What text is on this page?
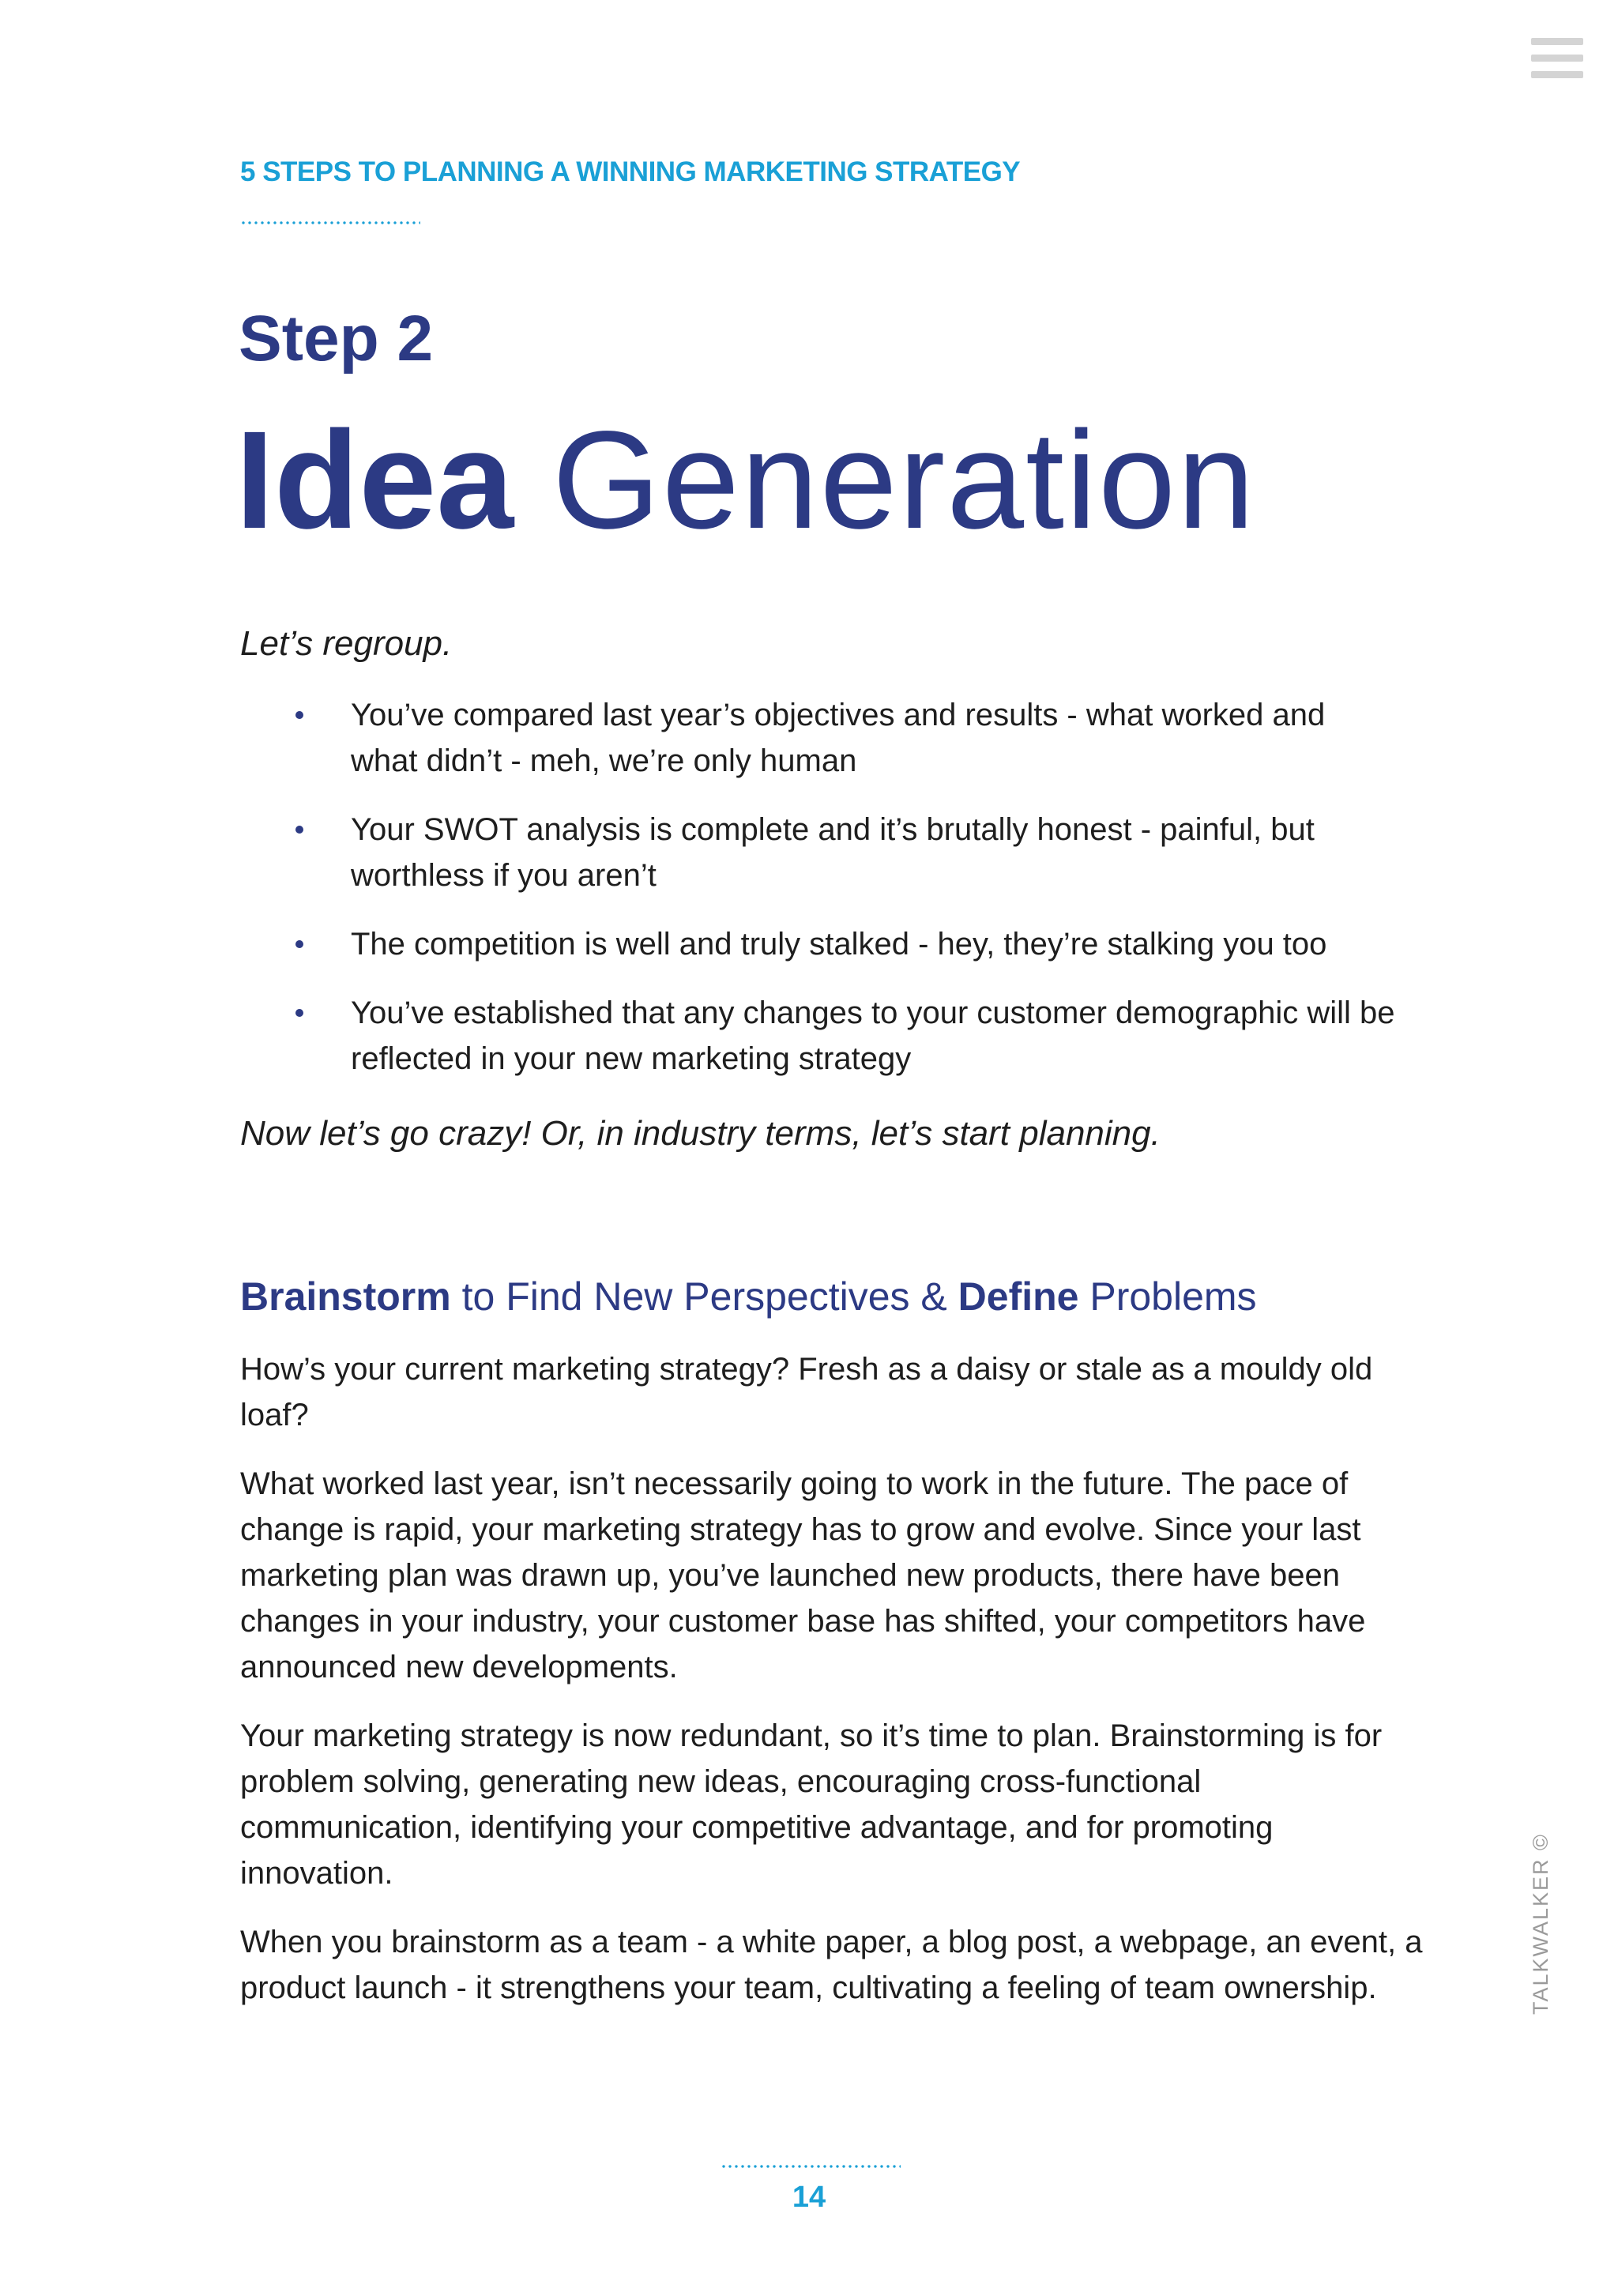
5 STEPS TO PLANNING A WINNING MARKETING STRATEGY
Step 2
Idea Generation
Let’s regroup.
You’ve compared last year’s objectives and results - what worked and what didn’t - meh, we’re only human
Your SWOT analysis is complete and it’s brutally honest - painful, but worthless if you aren’t
The competition is well and truly stalked - hey, they’re stalking you too
You’ve established that any changes to your customer demographic will be reflected in your new marketing strategy
Now let’s go crazy! Or, in industry terms, let’s start planning.
Brainstorm to Find New Perspectives & Define Problems

How’s your current marketing strategy? Fresh as a daisy or stale as a mouldy old loaf?

What worked last year, isn’t necessarily going to work in the future. The pace of change is rapid, your marketing strategy has to grow and evolve. Since your last marketing plan was drawn up, you’ve launched new products, there have been changes in your industry, your customer base has shifted, your competitors have announced new developments.

Your marketing strategy is now redundant, so it’s time to plan. Brainstorming is for problem solving, generating new ideas, encouraging cross-functional communication, identifying your competitive advantage, and for promoting innovation.

When you brainstorm as a team - a white paper, a blog post, a webpage, an event, a product launch - it strengthens your team, cultivating a feeling of team ownership.	TALKWALKER ©
14
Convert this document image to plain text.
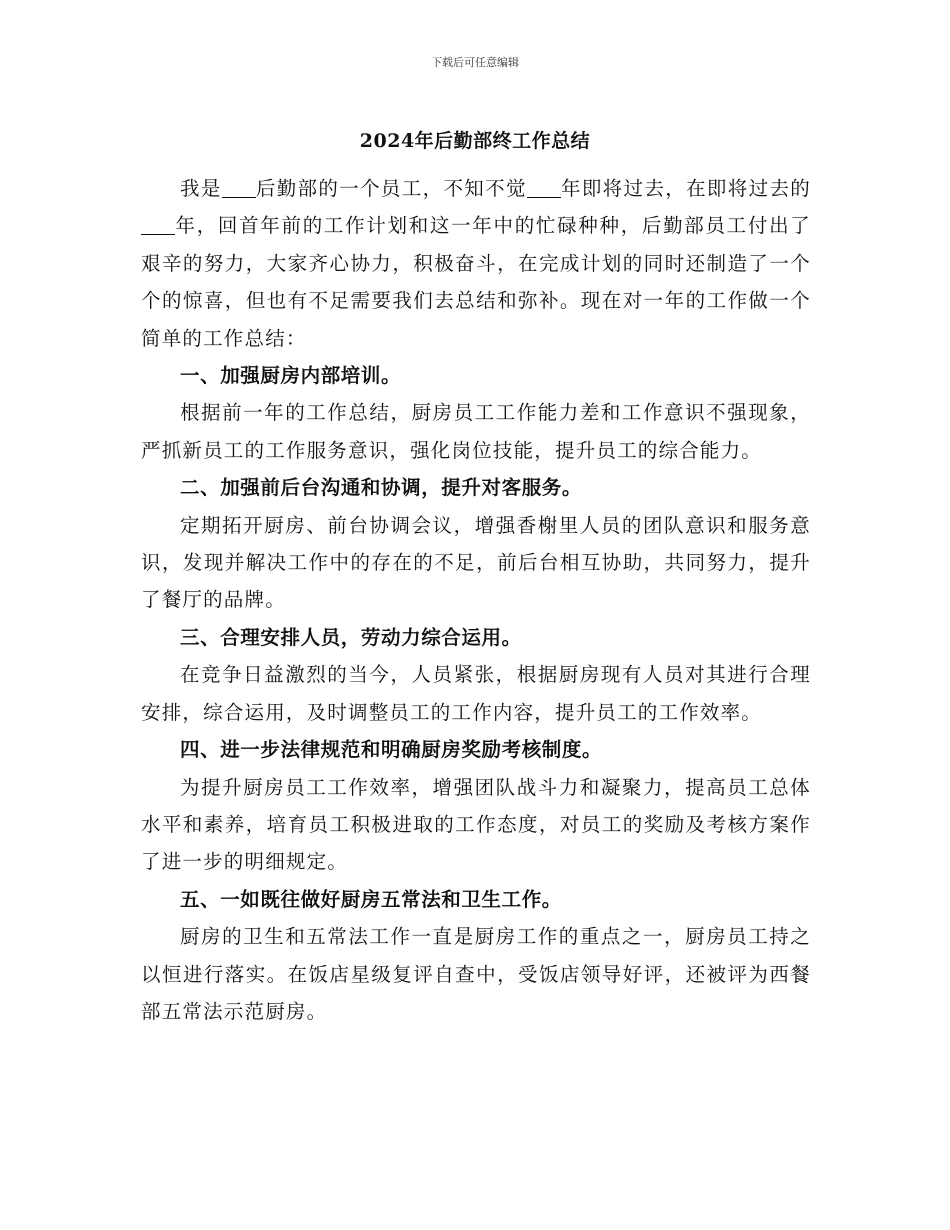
下载后可任意编辑
2024年后勤部终工作总结

我是 后勤部的一个员工，不知不觉 年即将过去，在即将过去的年，回首年前的工作计划和这一年中的忙碌种种，后勤部员工付出了艰辛的努力，大家齐心协力，积极奋斗，在完成计划的同时还制造了一个个的惊喜，但也有不足需要我们去总结和弥补。现在对一年的工作做一个简单的工作总结：

一、加强厨房内部培训。

根据前一年的工作总结，厨房员工工作能力差和工作意识不强现象，严抓新员工的工作服务意识，强化岗位技能，提升员工的综合能力。

二、加强前后台沟通和协调，提升对客服务。

定期拓开厨房、前台协调会议，增强香榭里人员的团队意识和服务意识，发现并解决工作中的存在的不足，前后台相互协助，共同努力，提升了餐厅的品牌。

三、合理安排人员，劳动力综合运用。

在竞争日益激烈的当今，人员紧张，根据厨房现有人员对其进行合理安排，综合运用，及时调整员工的工作内容，提升员工的工作效率。

四、进一步法律规范和明确厨房奖励考核制度。

为提升厨房员工工作效率，增强团队战斗力和凝聚力，提高员工总体水平和素养，培育员工积极进取的工作态度，对员工的奖励及考核方案作了进一步的明细规定。

五、一如既往做好厨房五常法和卫生工作。

厨房的卫生和五常法工作一直是厨房工作的重点之一，厨房员工持之以恒进行落实。在饭店星级复评自查中，受饭店领导好评，还被评为西餐部五常法示范厨房。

^^^^^^^^

Copy only this, please: the line with "Convert this document image to plain text." and every line after it through the end of the data, with no pictures.

Final answer:
Convert this document image to plain text.
下载后可任意编辑
2024年后勤部终工作总结

我是 后勤部的一个员工，不知不觉 年即将过去，在即将过去的年，回首年前的工作计划和这一年中的忙碌种种，后勤部员工付出了艰辛的努力，大家齐心协力，积极奋斗，在完成计划的同时还制造了一个个的惊喜，但也有不足需要我们去总结和弥补。现在对一年的工作做一个简单的工作总结：

一、加强厨房内部培训。

根据前一年的工作总结，厨房员工工作能力差和工作意识不强现象，严抓新员工的工作服务意识，强化岗位技能，提升员工的综合能力。

二、加强前后台沟通和协调，提升对客服务。

定期拓开厨房、前台协调会议，增强香榭里人员的团队意识和服务意识，发现并解决工作中的存在的不足，前后台相互协助，共同努力，提升了餐厅的品牌。

三、合理安排人员，劳动力综合运用。

在竞争日益激烈的当今，人员紧张，根据厨房现有人员对其进行合理安排，综合运用，及时调整员工的工作内容，提升员工的工作效率。

四、进一步法律规范和明确厨房奖励考核制度。

为提升厨房员工工作效率，增强团队战斗力和凝聚力，提高员工总体水平和素养，培育员工积极进取的工作态度，对员工的奖励及考核方案作了进一步的明细规定。

五、一如既往做好厨房五常法和卫生工作。

厨房的卫生和五常法工作一直是厨房工作的重点之一，厨房员工持之以恒进行落实。在饭店星级复评自查中，受饭店领导好评，还被评为西餐部五常法示范厨房。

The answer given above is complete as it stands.